Reply with one number: the count of lines in the data that hold the string "aikoo".
== Dataset records
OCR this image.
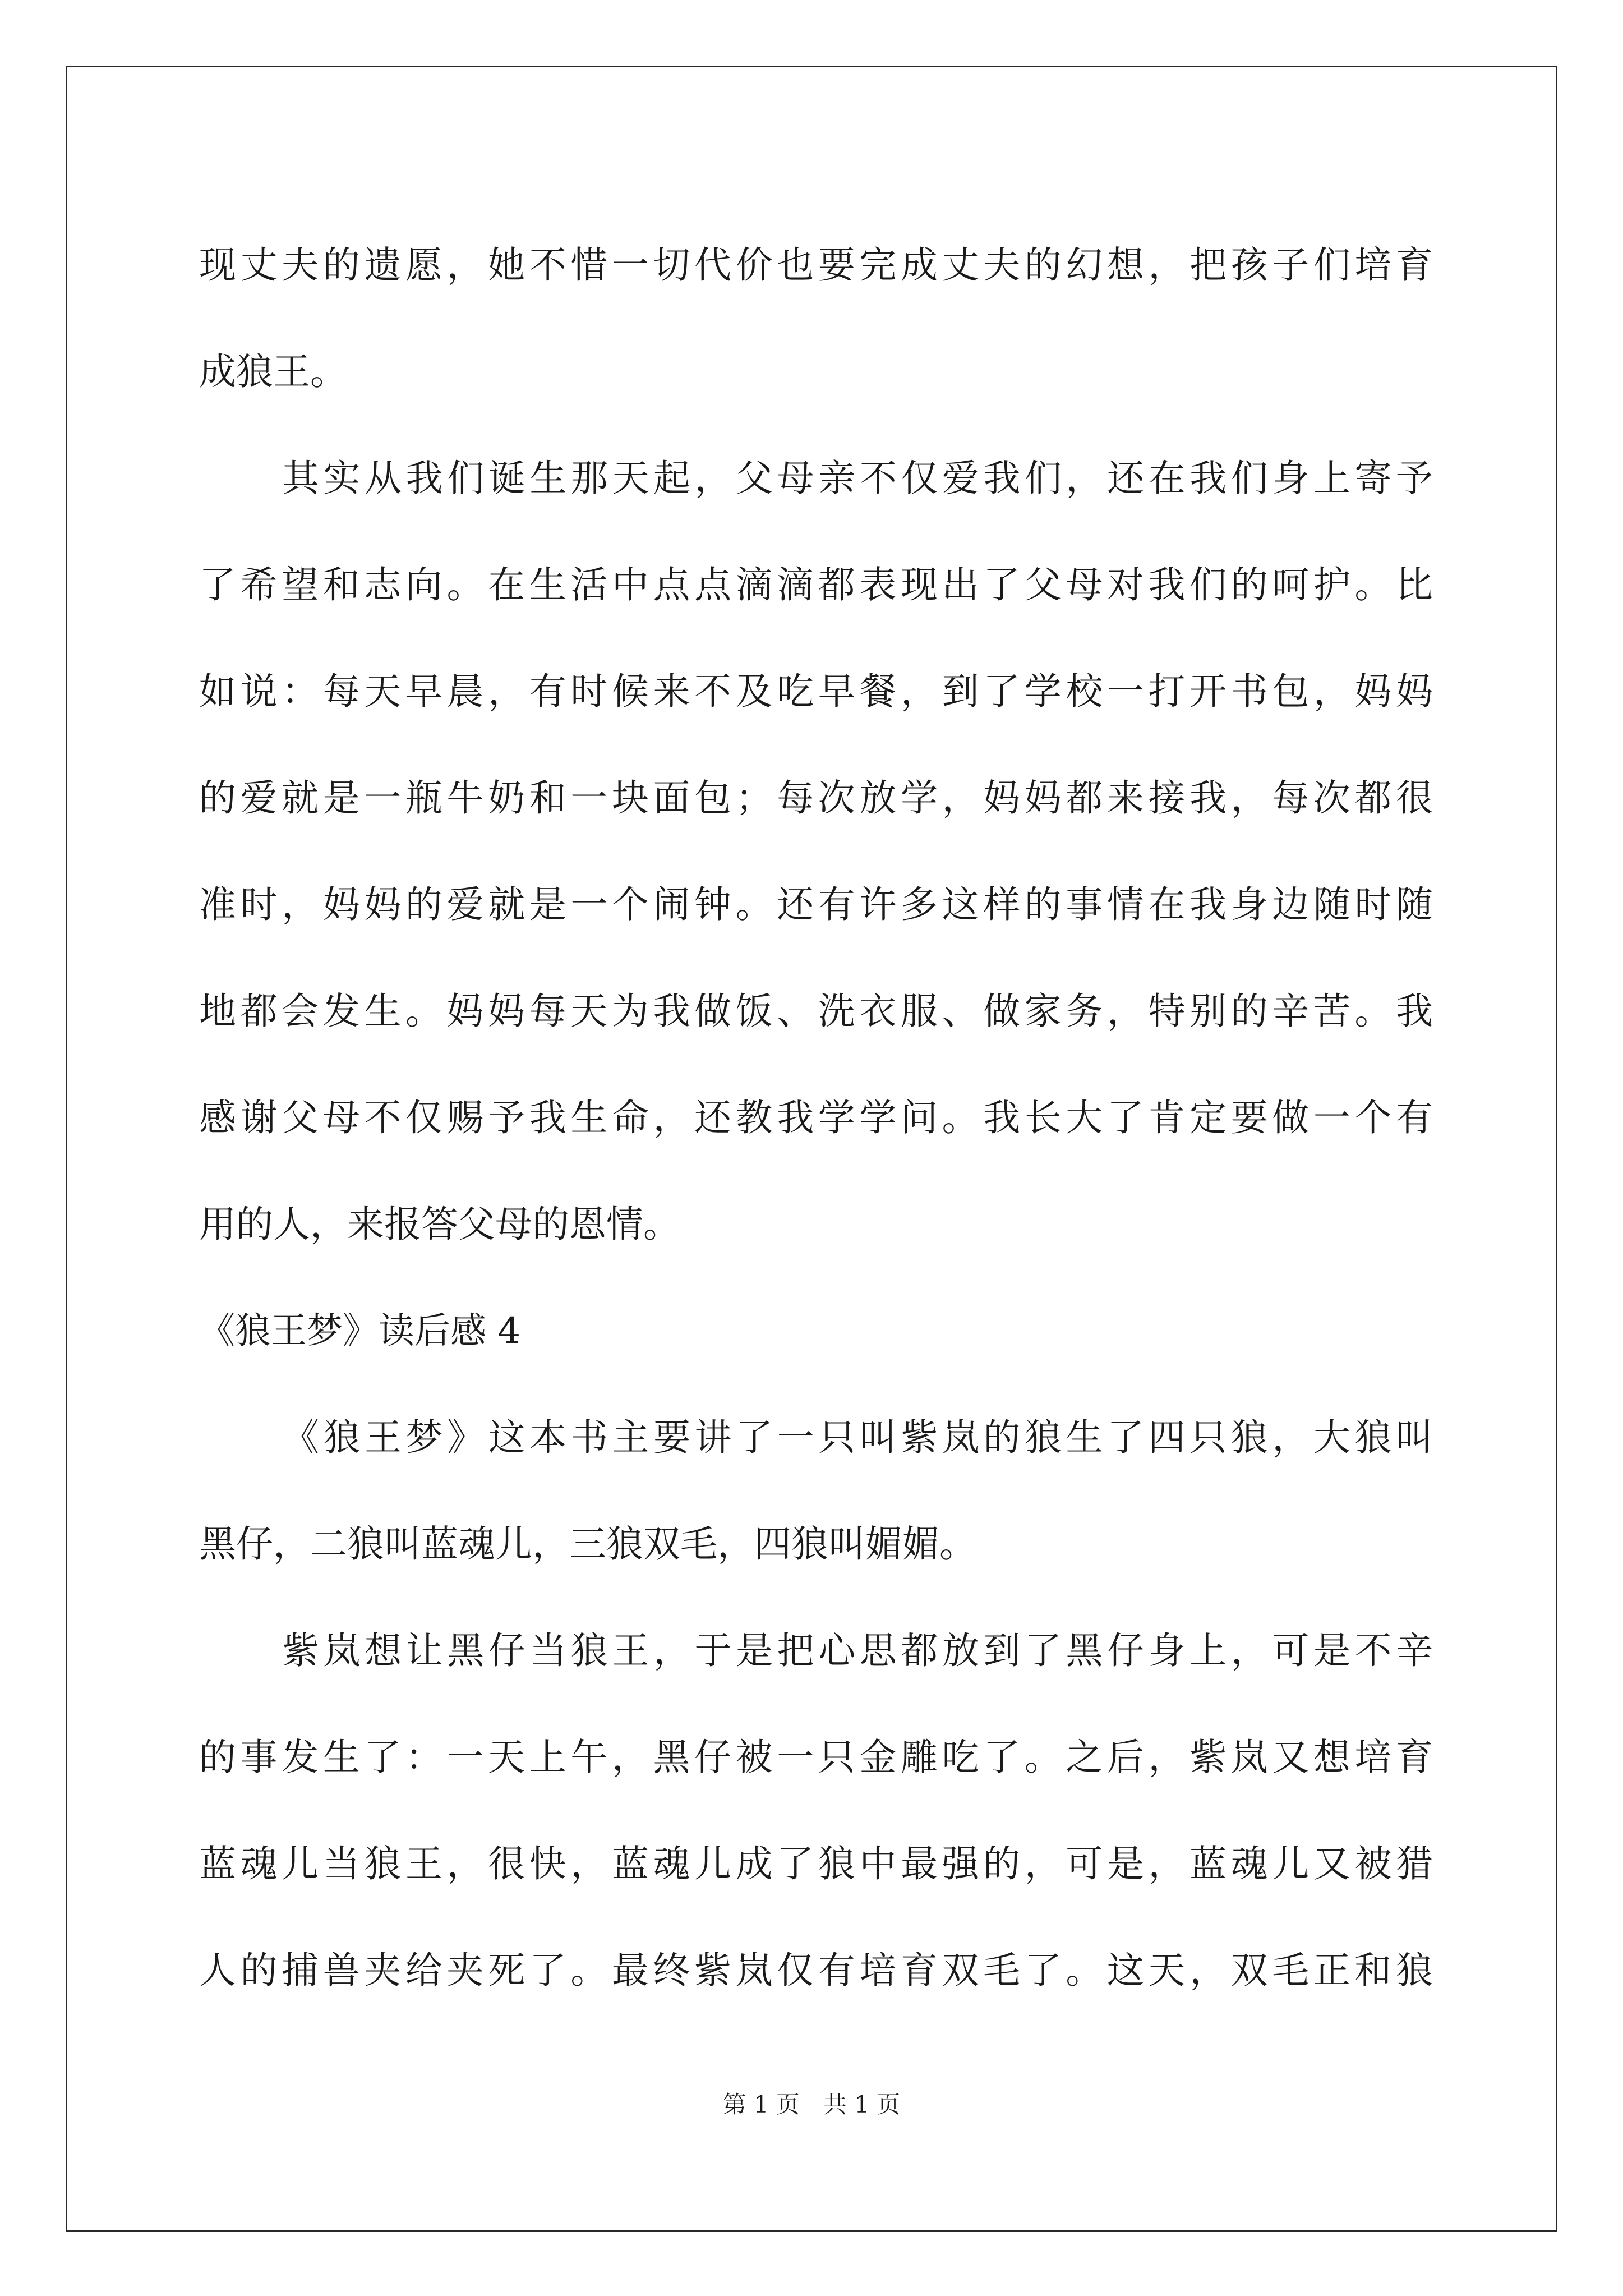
现丈夫的遗愿，她不惜一切代价也要完成丈夫的幻想，把孩子们培育
成狼王。
其实从我们诞生那天起，父母亲不仅爱我们，还在我们身上寄予
了希望和志向。在生活中点点滴滴都表现出了父母对我们的呵护。比
如说：每天早晨，有时候来不及吃早餐，到了学校一打开书包，妈妈
的爱就是一瓶牛奶和一块面包；每次放学，妈妈都来接我，每次都很
准时，妈妈的爱就是一个闹钟。还有许多这样的事情在我身边随时随
地都会发生。妈妈每天为我做饭、洗衣服、做家务，特别的辛苦。我
感谢父母不仅赐予我生命，还教我学学问。我长大了肯定要做一个有
用的人，来报答父母的恩情。
《狼王梦》读后感 4
《狼王梦》这本书主要讲了一只叫紫岚的狼生了四只狼，大狼叫
黑仔，二狼叫蓝魂儿，三狼双毛，四狼叫媚媚。
紫岚想让黑仔当狼王，于是把心思都放到了黑仔身上，可是不辛
的事发生了：一天上午，黑仔被一只金雕吃了。之后，紫岚又想培育
蓝魂儿当狼王，很快，蓝魂儿成了狼中最强的，可是，蓝魂儿又被猎
人的捕兽夹给夹死了。最终紫岚仅有培育双毛了。这天，双毛正和狼
第 1 页　共 1 页
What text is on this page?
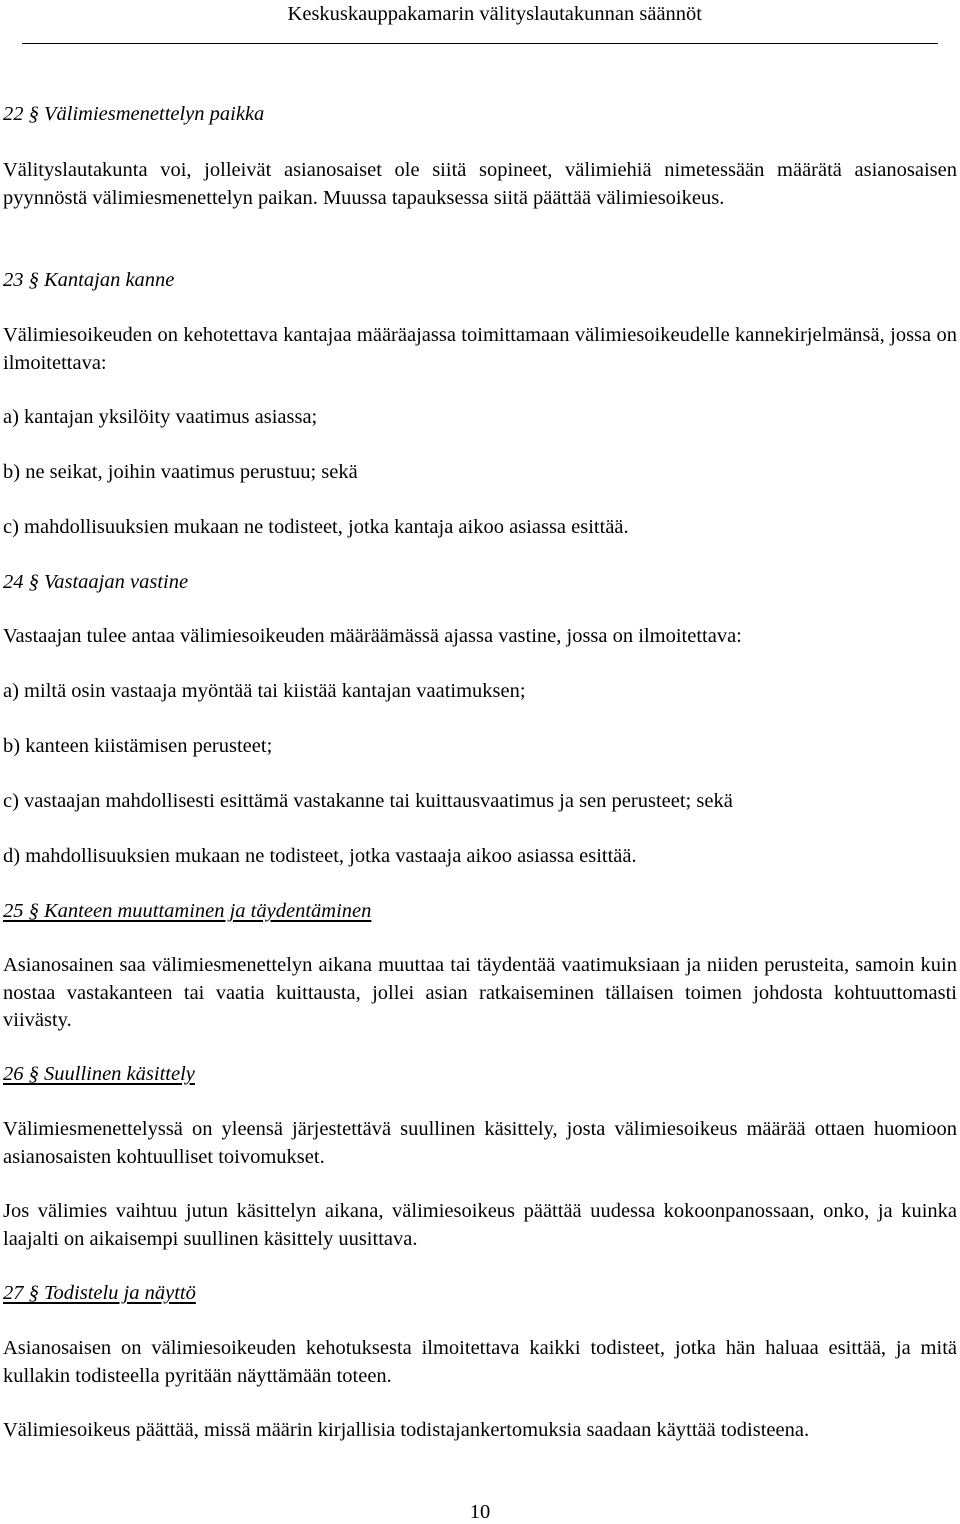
Keskuskauppakamarin välityslautakunnan säännöt
22 § Välimiesmenettelyn paikka

Välityslautakunta voi, jolleivät asianosaiset ole siitä sopineet, välimiehiä nimetessään määrätä asianosaisen pyynnöstä välimiesmenettelyn paikan. Muussa tapauksessa siitä päättää välimiesoikeus.

23 § Kantajan kanne

Välimiesoikeuden on kehotettava kantajaa määräajassa toimittamaan välimiesoikeudelle kannekirjelmänsä, jossa on ilmoitettava:

a) kantajan yksilöity vaatimus asiassa;

b) ne seikat, joihin vaatimus perustuu; sekä

c) mahdollisuuksien mukaan ne todisteet, jotka kantaja aikoo asiassa esittää.

24 § Vastaajan vastine

Vastaajan tulee antaa välimiesoikeuden määräämässä ajassa vastine, jossa on ilmoitettava:

a) miltä osin vastaaja myöntää tai kiistää kantajan vaatimuksen;

b) kanteen kiistämisen perusteet;

c) vastaajan mahdollisesti esittämä vastakanne tai kuittausvaatimus ja sen perusteet; sekä

d) mahdollisuuksien mukaan ne todisteet, jotka vastaaja aikoo asiassa esittää.

25 § Kanteen muuttaminen ja täydentäminen

Asianosainen saa välimiesmenettelyn aikana muuttaa tai täydentää vaatimuksiaan ja niiden perusteita, samoin kuin nostaa vastakanteen tai vaatia kuittausta, jollei asian ratkaiseminen tällaisen toimen johdosta kohtuuttomasti viivästy.

26 § Suullinen käsittely

Välimiesmenettelyssä on yleensä järjestettävä suullinen käsittely, josta välimiesoikeus määrää ottaen huomioon asianosaisten kohtuulliset toivomukset.

Jos välimies vaihtuu jutun käsittelyn aikana, välimiesoikeus päättää uudessa kokoonpanossaan, onko, ja kuinka laajalti on aikaisempi suullinen käsittely uusittava.

27 § Todistelu ja näyttö

Asianosaisen on välimiesoikeuden kehotuksesta ilmoitettava kaikki todisteet, jotka hän haluaa esittää, ja mitä kullakin todisteella pyritään näyttämään toteen.

Välimiesoikeus päättää, missä määrin kirjallisia todistajankertomuksia saadaan käyttää todisteena.

10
====
Response —
2